▶ [Data for processing]
++++++++

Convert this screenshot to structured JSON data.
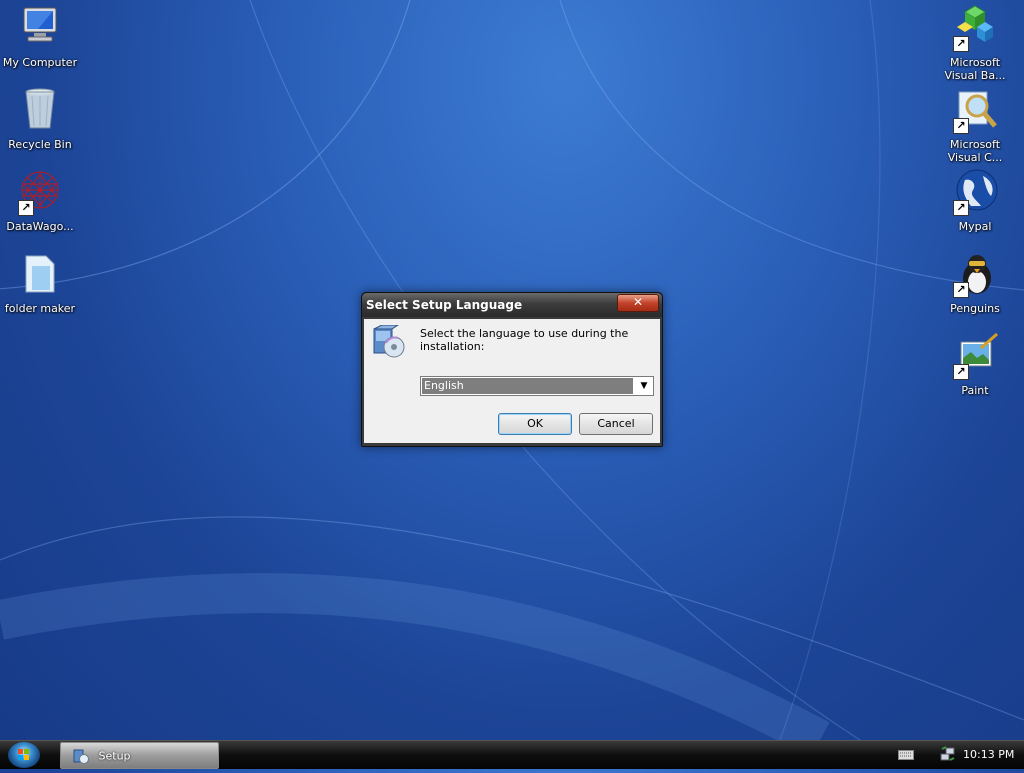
{
  "desktop": {
    "left_icons": [
      {
        "label": "My Computer"
      },
      {
        "label": "Recycle Bin"
      },
      {
        "label": "DataWago..."
      },
      {
        "label": "folder maker"
      }
    ],
    "right_icons": [
      {
        "label": "Microsoft Visual Ba..."
      },
      {
        "label": "Microsoft Visual C..."
      },
      {
        "label": "Mypal"
      },
      {
        "label": "Penguins"
      },
      {
        "label": "Paint"
      }
    ]
  },
  "dialog": {
    "title": "Select Setup Language",
    "close_symbol": "✕",
    "prompt": "Select the language to use during the installation:",
    "language_selected": "English",
    "dropdown_symbol": "▼",
    "ok_label": "OK",
    "cancel_label": "Cancel"
  },
  "taskbar": {
    "task_label": "Setup",
    "clock": "10:13 PM"
  },
  "colors": {
    "desktop_blue": "#2a5fb8",
    "titlebar": "#3c3c3c",
    "close_red": "#c4422a"
  }
}
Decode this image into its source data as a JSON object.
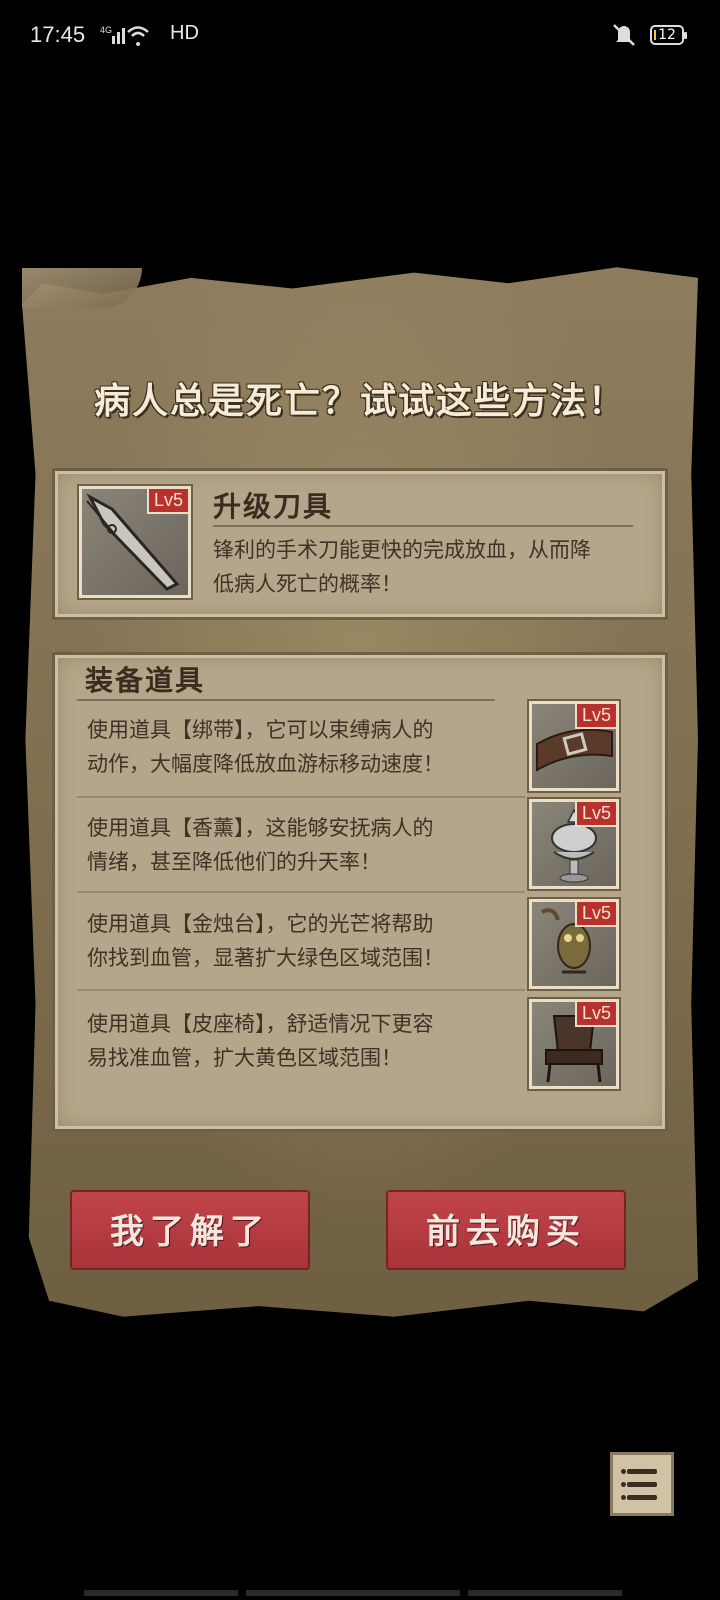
{
  "status": {
    "time": "17:45",
    "network": "HD",
    "battery": "12"
  },
  "dialog": {
    "title": "病人总是死亡？试试这些方法！",
    "upgrade": {
      "level": "Lv5",
      "heading": "升级刀具",
      "desc_line1": "锋利的手术刀能更快的完成放血，从而降",
      "desc_line2": "低病人死亡的概率！"
    },
    "equipment": {
      "heading": "装备道具",
      "items": [
        {
          "line1": "使用道具【绑带】，它可以束缚病人的",
          "line2": "动作，大幅度降低放血游标移动速度！",
          "level": "Lv5",
          "icon": "bandage-icon"
        },
        {
          "line1": "使用道具【香薰】，这能够安抚病人的",
          "line2": "情绪，甚至降低他们的升天率！",
          "level": "Lv5",
          "icon": "incense-icon"
        },
        {
          "line1": "使用道具【金烛台】，它的光芒将帮助",
          "line2": "你找到血管，显著扩大绿色区域范围！",
          "level": "Lv5",
          "icon": "candlestick-icon"
        },
        {
          "line1": "使用道具【皮座椅】，舒适情况下更容",
          "line2": "易找准血管，扩大黄色区域范围！",
          "level": "Lv5",
          "icon": "chair-icon"
        }
      ]
    },
    "buttons": {
      "ok": "我了解了",
      "buy": "前去购买"
    }
  },
  "colors": {
    "button_red": "#b83a40",
    "parchment": "#85755a",
    "level_badge": "#b8322d"
  }
}
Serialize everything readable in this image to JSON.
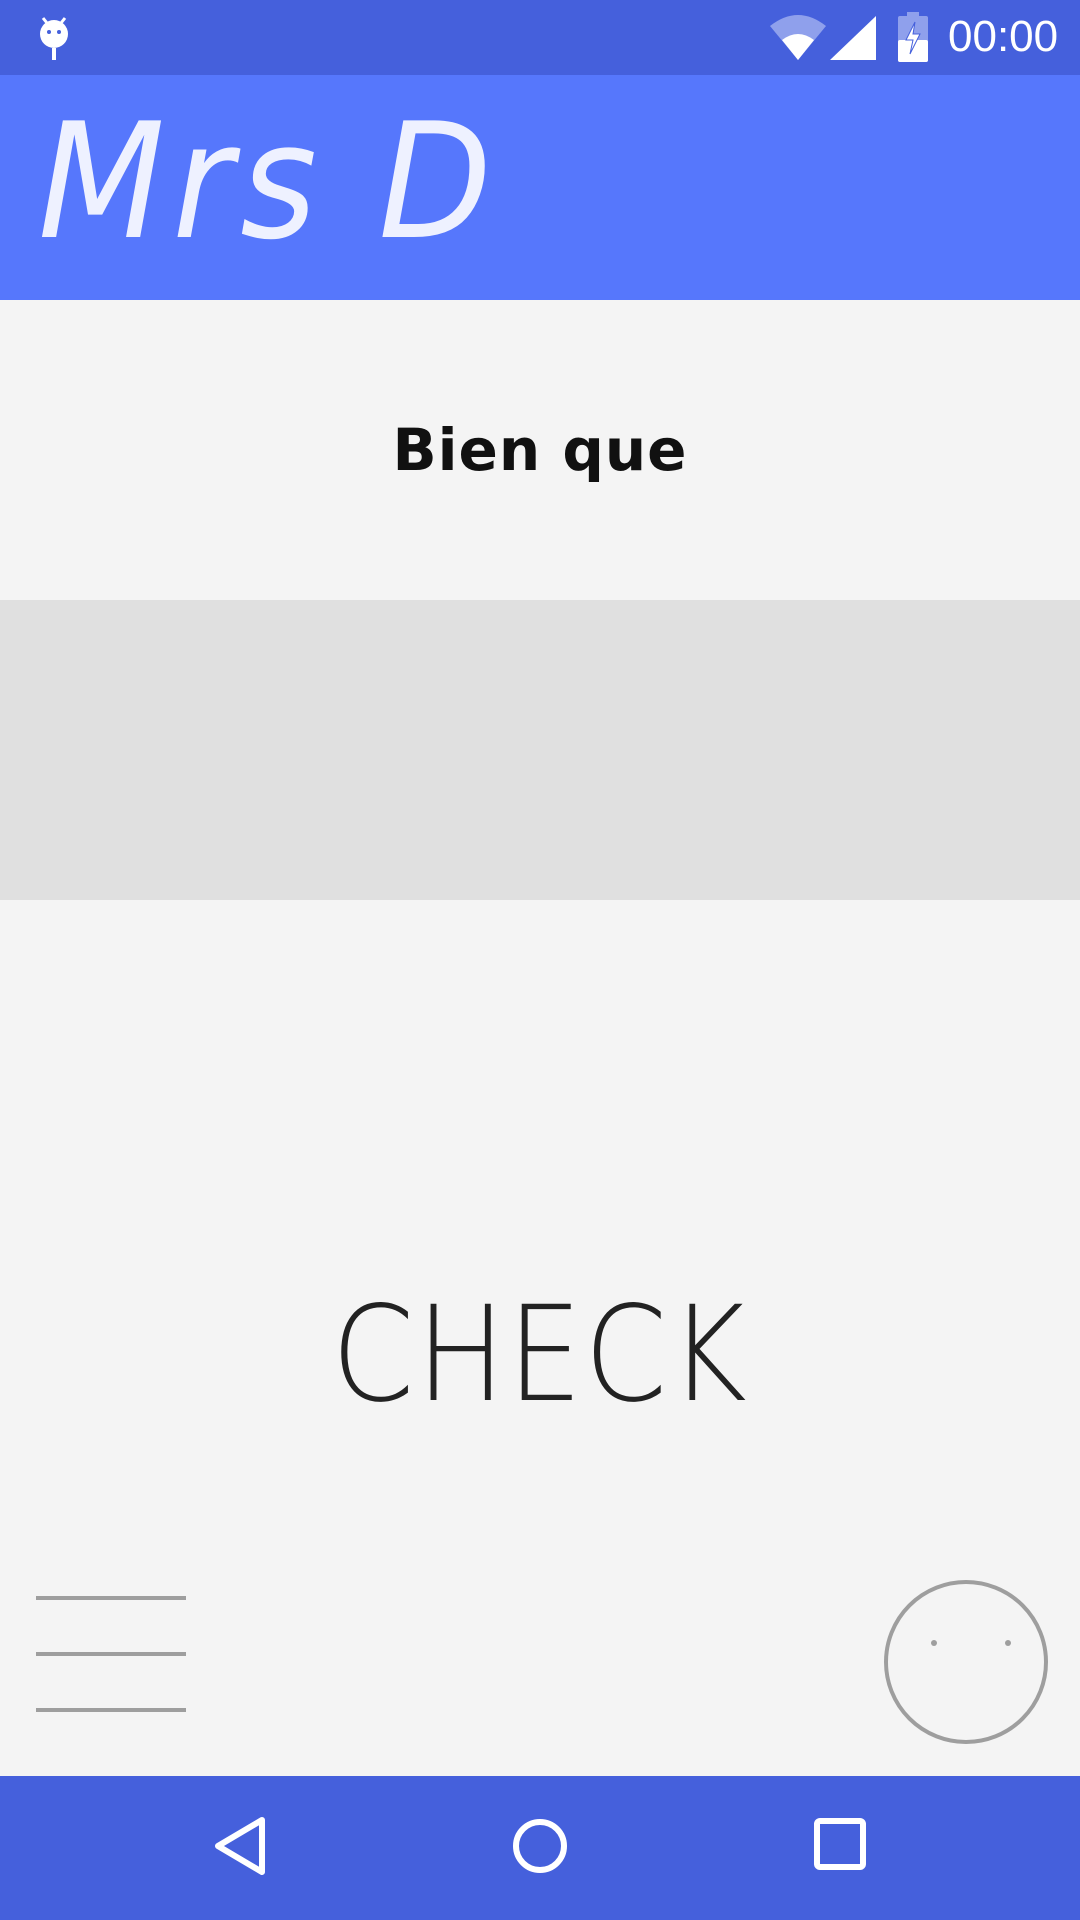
{
  "status_bar": {
    "time": "00:00",
    "icons": [
      "android-icon",
      "wifi-icon",
      "signal-icon",
      "battery-charging-icon"
    ]
  },
  "app_bar": {
    "title": "Mrs D"
  },
  "prompt": {
    "text": "Bien que"
  },
  "answer": {
    "value": ""
  },
  "actions": {
    "check_label": "CHECK"
  },
  "bottom": {
    "menu_icon": "hamburger-menu-icon",
    "face_icon": "face-icon"
  },
  "nav_bar": {
    "icons": [
      "back-icon",
      "home-icon",
      "recents-icon"
    ]
  },
  "colors": {
    "status_bar": "#4560dc",
    "app_bar": "#5677fc",
    "background": "#f4f4f4",
    "answer_area": "#e0e0e0",
    "icon_gray": "#9e9e9e"
  }
}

++++++++

Leaving out the pictures, repeat the data above exactly.

Convert this screenshot to structured JSON data.
{
  "desktop": {
    "left_icons": [
      {
        "label": "My Computer"
      },
      {
        "label": "Recycle Bin"
      },
      {
        "label": "DataWago..."
      },
      {
        "label": "folder maker"
      }
    ],
    "right_icons": [
      {
        "label": "Microsoft Visual Ba..."
      },
      {
        "label": "Microsoft Visual C..."
      },
      {
        "label": "Mypal"
      },
      {
        "label": "Penguins"
      },
      {
        "label": "Paint"
      }
    ]
  },
  "dialog": {
    "title": "Select Setup Language",
    "close_symbol": "✕",
    "prompt": "Select the language to use during the installation:",
    "language_selected": "English",
    "dropdown_symbol": "▼",
    "ok_label": "OK",
    "cancel_label": "Cancel"
  },
  "taskbar": {
    "task_label": "Setup",
    "clock": "10:13 PM"
  },
  "colors": {
    "desktop_blue": "#2a5fb8",
    "titlebar": "#3c3c3c",
    "close_red": "#c4422a"
  }
}
Decode this image into its source data as a JSON object.
{
  "status": {
    "time": "17:45",
    "network": "HD",
    "battery": "12"
  },
  "dialog": {
    "title": "病人总是死亡？试试这些方法！",
    "upgrade": {
      "level": "Lv5",
      "heading": "升级刀具",
      "desc_line1": "锋利的手术刀能更快的完成放血，从而降",
      "desc_line2": "低病人死亡的概率！"
    },
    "equipment": {
      "heading": "装备道具",
      "items": [
        {
          "line1": "使用道具【绑带】，它可以束缚病人的",
          "line2": "动作，大幅度降低放血游标移动速度！",
          "level": "Lv5",
          "icon": "bandage-icon"
        },
        {
          "line1": "使用道具【香薰】，这能够安抚病人的",
          "line2": "情绪，甚至降低他们的升天率！",
          "level": "Lv5",
          "icon": "incense-icon"
        },
        {
          "line1": "使用道具【金烛台】，它的光芒将帮助",
          "line2": "你找到血管，显著扩大绿色区域范围！",
          "level": "Lv5",
          "icon": "candlestick-icon"
        },
        {
          "line1": "使用道具【皮座椅】，舒适情况下更容",
          "line2": "易找准血管，扩大黄色区域范围！",
          "level": "Lv5",
          "icon": "chair-icon"
        }
      ]
    },
    "buttons": {
      "ok": "我了解了",
      "buy": "前去购买"
    }
  },
  "colors": {
    "button_red": "#b83a40",
    "parchment": "#85755a",
    "level_badge": "#b8322d"
  }
}
Serialize everything readable in this image to JSON.
{
  "status_bar": {
    "time": "00:00",
    "icons": [
      "android-icon",
      "wifi-icon",
      "signal-icon",
      "battery-charging-icon"
    ]
  },
  "app_bar": {
    "title": "Mrs D"
  },
  "prompt": {
    "text": "Bien que"
  },
  "answer": {
    "value": ""
  },
  "actions": {
    "check_label": "CHECK"
  },
  "bottom": {
    "menu_icon": "hamburger-menu-icon",
    "face_icon": "face-icon"
  },
  "nav_bar": {
    "icons": [
      "back-icon",
      "home-icon",
      "recents-icon"
    ]
  },
  "colors": {
    "status_bar": "#4560dc",
    "app_bar": "#5677fc",
    "background": "#f4f4f4",
    "answer_area": "#e0e0e0",
    "icon_gray": "#9e9e9e"
  }
}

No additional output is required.